— start DATA FOR THE TASK —
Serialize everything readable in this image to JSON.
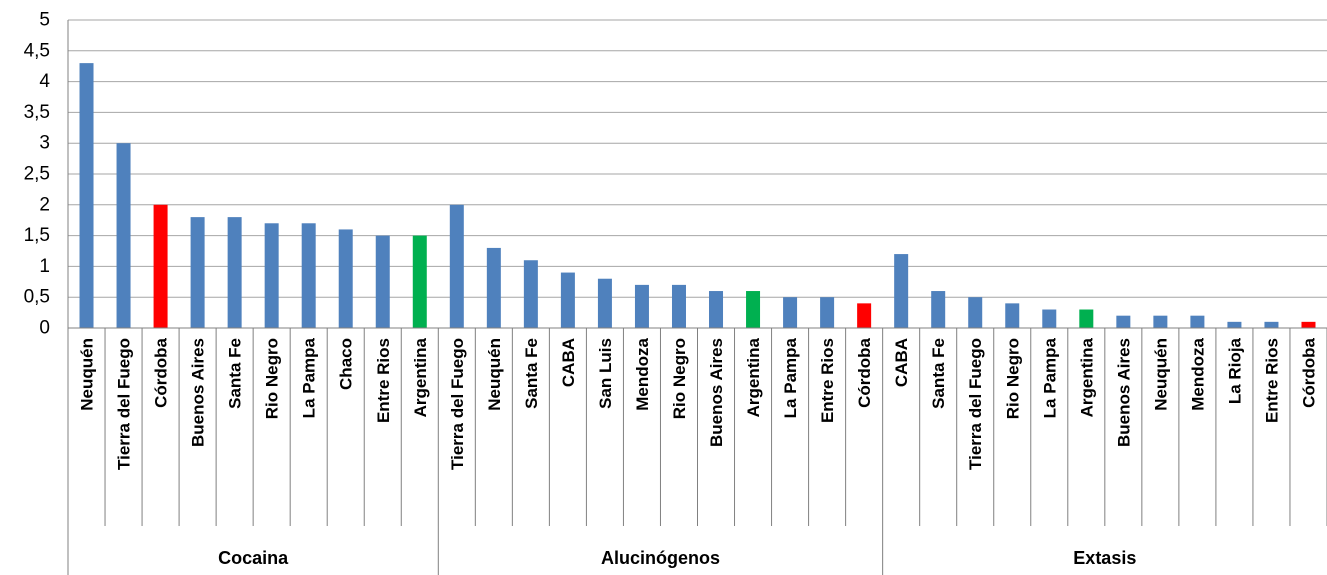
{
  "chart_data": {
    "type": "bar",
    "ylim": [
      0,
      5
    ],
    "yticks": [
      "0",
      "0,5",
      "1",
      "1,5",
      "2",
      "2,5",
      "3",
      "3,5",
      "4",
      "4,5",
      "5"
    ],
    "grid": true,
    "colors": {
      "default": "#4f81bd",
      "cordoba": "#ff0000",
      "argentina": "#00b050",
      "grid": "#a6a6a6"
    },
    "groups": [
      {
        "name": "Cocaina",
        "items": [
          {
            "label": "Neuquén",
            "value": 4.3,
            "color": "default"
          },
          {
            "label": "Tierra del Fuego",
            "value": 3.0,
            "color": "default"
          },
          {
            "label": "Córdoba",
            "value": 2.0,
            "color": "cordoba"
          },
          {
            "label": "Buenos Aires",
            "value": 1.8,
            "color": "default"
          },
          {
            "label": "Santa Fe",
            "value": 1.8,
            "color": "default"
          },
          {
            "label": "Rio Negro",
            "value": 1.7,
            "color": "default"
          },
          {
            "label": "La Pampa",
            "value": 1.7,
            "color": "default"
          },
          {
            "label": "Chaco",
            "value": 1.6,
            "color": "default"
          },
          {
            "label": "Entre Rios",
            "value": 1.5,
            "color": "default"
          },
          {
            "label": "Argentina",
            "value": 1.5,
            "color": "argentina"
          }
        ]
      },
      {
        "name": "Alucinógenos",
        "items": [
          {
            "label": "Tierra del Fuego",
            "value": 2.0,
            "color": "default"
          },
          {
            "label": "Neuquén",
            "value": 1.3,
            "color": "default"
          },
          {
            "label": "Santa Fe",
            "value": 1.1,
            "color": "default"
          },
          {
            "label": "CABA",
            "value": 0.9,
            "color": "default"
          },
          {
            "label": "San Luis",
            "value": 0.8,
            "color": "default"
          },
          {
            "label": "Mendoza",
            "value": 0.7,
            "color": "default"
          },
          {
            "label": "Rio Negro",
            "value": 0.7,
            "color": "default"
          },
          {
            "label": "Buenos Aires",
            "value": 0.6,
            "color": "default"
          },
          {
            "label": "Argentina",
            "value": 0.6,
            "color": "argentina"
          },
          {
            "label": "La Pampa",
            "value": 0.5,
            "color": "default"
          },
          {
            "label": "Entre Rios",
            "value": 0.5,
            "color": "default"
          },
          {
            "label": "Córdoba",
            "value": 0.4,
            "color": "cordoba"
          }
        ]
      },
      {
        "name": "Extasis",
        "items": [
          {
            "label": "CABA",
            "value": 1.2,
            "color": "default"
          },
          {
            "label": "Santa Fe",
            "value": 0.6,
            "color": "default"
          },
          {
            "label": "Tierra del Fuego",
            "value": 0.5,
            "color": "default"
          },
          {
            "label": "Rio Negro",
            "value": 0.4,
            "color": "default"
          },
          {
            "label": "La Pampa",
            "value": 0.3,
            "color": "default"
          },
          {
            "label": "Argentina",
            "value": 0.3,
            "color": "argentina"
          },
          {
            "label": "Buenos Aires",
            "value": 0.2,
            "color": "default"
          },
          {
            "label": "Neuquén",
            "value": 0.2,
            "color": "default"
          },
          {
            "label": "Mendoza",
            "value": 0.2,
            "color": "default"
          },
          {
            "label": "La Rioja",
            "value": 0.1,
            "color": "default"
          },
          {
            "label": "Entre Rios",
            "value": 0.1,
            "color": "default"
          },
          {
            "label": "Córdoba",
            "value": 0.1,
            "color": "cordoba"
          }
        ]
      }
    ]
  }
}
— end DATA FOR THE TASK —
— start DATA FOR THE TASK —
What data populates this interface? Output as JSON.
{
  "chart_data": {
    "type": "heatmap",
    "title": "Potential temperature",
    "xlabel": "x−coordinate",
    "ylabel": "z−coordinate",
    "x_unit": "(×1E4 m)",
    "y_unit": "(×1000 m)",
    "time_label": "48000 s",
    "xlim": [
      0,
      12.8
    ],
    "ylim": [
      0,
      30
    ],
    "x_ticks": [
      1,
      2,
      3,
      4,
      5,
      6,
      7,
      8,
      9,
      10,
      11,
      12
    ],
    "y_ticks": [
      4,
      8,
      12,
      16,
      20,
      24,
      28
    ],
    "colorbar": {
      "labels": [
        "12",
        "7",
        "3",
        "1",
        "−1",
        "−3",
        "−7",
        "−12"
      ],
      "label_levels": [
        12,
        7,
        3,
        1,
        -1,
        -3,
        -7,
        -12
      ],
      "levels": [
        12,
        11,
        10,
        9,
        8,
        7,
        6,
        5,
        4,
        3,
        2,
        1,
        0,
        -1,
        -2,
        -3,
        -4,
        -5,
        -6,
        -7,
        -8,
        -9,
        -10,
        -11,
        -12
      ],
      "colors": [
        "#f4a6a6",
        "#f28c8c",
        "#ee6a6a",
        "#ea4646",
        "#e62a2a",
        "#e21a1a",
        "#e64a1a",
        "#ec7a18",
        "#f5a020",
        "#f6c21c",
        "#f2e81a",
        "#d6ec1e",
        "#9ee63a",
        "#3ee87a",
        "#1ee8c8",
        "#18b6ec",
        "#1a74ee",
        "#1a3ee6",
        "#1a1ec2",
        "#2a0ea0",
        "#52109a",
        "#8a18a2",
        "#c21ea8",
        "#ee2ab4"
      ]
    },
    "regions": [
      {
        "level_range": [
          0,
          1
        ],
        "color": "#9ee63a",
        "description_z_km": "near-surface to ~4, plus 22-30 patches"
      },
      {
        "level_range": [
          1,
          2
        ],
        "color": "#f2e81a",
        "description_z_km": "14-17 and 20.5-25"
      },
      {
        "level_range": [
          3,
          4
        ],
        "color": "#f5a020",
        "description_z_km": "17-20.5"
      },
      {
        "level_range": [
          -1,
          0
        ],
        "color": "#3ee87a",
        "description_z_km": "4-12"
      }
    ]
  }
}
— end DATA FOR THE TASK —
— start DATA FOR THE TASK —
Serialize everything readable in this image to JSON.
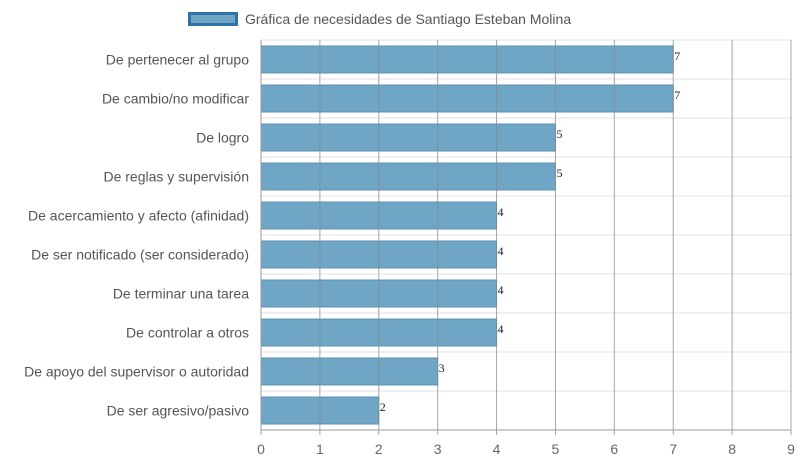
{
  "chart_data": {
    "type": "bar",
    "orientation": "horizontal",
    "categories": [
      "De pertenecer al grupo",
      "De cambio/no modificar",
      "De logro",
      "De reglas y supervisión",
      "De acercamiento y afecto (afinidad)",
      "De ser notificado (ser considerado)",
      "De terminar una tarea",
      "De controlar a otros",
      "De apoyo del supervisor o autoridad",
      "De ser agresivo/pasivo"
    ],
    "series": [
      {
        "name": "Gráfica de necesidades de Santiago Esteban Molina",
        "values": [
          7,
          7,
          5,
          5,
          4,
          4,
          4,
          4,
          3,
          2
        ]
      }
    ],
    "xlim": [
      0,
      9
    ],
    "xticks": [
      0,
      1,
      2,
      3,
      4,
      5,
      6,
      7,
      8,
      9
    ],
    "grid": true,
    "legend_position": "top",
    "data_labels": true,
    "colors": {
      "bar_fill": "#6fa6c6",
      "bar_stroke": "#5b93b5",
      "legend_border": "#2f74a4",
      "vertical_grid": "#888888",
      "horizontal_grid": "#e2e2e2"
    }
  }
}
— end DATA FOR THE TASK —
:: WORK TO DO ::
Each line containing the word "name" counts once; report the total alone.

:: THE SOLUTION ::
4